> [THE PROBLEM]
Show each line that has the string "барнауле" in it.

>> start GIVEN DATA

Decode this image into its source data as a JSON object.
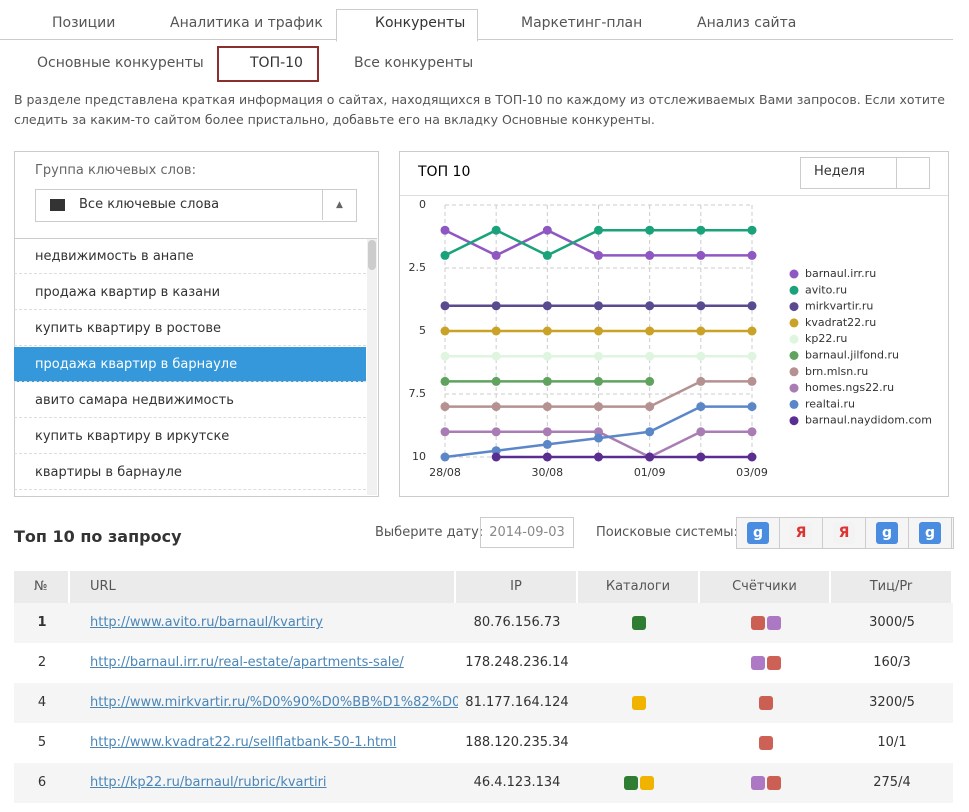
{
  "tabs": [
    "Позиции",
    "Аналитика и трафик",
    "Конкуренты",
    "Маркетинг-план",
    "Анализ сайта"
  ],
  "subtabs": [
    "Основные конкуренты",
    "ТОП-10",
    "Все конкуренты"
  ],
  "description": "В разделе представлена краткая информация о сайтах, находящихся в ТОП-10 по каждому из отслеживаемых Вами запросов. Если хотите следить за каким-то сайтом более пристально, добавьте его на вкладку Основные конкуренты.",
  "keyword_panel": {
    "label": "Группа ключевых слов:",
    "group": "Все ключевые слова",
    "items": [
      "недвижимость в анапе",
      "продажа квартир в казани",
      "купить квартиру в ростове",
      "продажа квартир в барнауле",
      "авито самара недвижимость",
      "купить квартиру в иркутске",
      "квартиры в барнауле"
    ],
    "selected": 3
  },
  "chart_data": {
    "type": "line",
    "title": "ТОП 10",
    "period": "Неделя",
    "categories": [
      "28/08",
      null,
      "30/08",
      null,
      "01/09",
      null,
      "03/09"
    ],
    "ylim": [
      10,
      0
    ],
    "yticks": [
      0,
      2.5,
      5,
      7.5,
      10
    ],
    "grid": true,
    "series": [
      {
        "name": "barnaul.irr.ru",
        "color": "#8e57c2",
        "values": [
          1,
          2,
          1,
          2,
          2,
          2,
          2
        ]
      },
      {
        "name": "avito.ru",
        "color": "#1aa37a",
        "values": [
          2,
          1,
          2,
          1,
          1,
          1,
          1
        ]
      },
      {
        "name": "mirkvartir.ru",
        "color": "#5a4a8f",
        "values": [
          4,
          4,
          4,
          4,
          4,
          4,
          4
        ]
      },
      {
        "name": "kvadrat22.ru",
        "color": "#c9a227",
        "values": [
          5,
          5,
          5,
          5,
          5,
          5,
          5
        ]
      },
      {
        "name": "kp22.ru",
        "color": "#dff5df",
        "values": [
          6,
          6,
          6,
          6,
          6,
          6,
          6
        ]
      },
      {
        "name": "barnaul.jilfond.ru",
        "color": "#5fa35f",
        "values": [
          7,
          7,
          7,
          7,
          7,
          null,
          null
        ]
      },
      {
        "name": "brn.mlsn.ru",
        "color": "#b59191",
        "values": [
          8,
          8,
          8,
          8,
          8,
          7,
          7
        ]
      },
      {
        "name": "homes.ngs22.ru",
        "color": "#a97db3",
        "values": [
          9,
          9,
          9,
          9,
          10,
          9,
          9
        ]
      },
      {
        "name": "realtai.ru",
        "color": "#5b87c9",
        "values": [
          10,
          9.75,
          9.5,
          9.25,
          9,
          8,
          8
        ]
      },
      {
        "name": "barnaul.naydidom.com",
        "color": "#5a2d91",
        "values": [
          null,
          10,
          10,
          10,
          10,
          10,
          10
        ]
      }
    ]
  },
  "query_section": {
    "title": "Топ 10 по запросу",
    "date_label": "Выберите дату:",
    "date": "2014-09-03",
    "engines_label": "Поисковые системы:",
    "engines": [
      "g",
      "Я",
      "Я",
      "g",
      "g"
    ]
  },
  "table": {
    "header": [
      "№",
      "URL",
      "IP",
      "Каталоги",
      "Счётчики",
      "Тиц/Pr"
    ],
    "rows": [
      [
        1,
        "http://www.avito.ru/barnaul/kvartiry",
        "80.76.156.73",
        "3000/5"
      ],
      [
        2,
        "http://barnaul.irr.ru/real-estate/apartments-sale/",
        "178.248.236.14",
        "160/3"
      ],
      [
        4,
        "http://www.mirkvartir.ru/%D0%90%D0%BB%D1%82%D0%...",
        "81.177.164.124",
        "3200/5"
      ],
      [
        5,
        "http://www.kvadrat22.ru/sellflatbank-50-1.html",
        "188.120.235.34",
        "10/1"
      ],
      [
        6,
        "http://kp22.ru/barnaul/rubric/kvartiri",
        "46.4.123.134",
        "275/4"
      ]
    ]
  }
}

>> end GIVEN DATA

> [TASK ANSWER]
      "продажа квартир в барнауле",
      "квартиры в барнауле"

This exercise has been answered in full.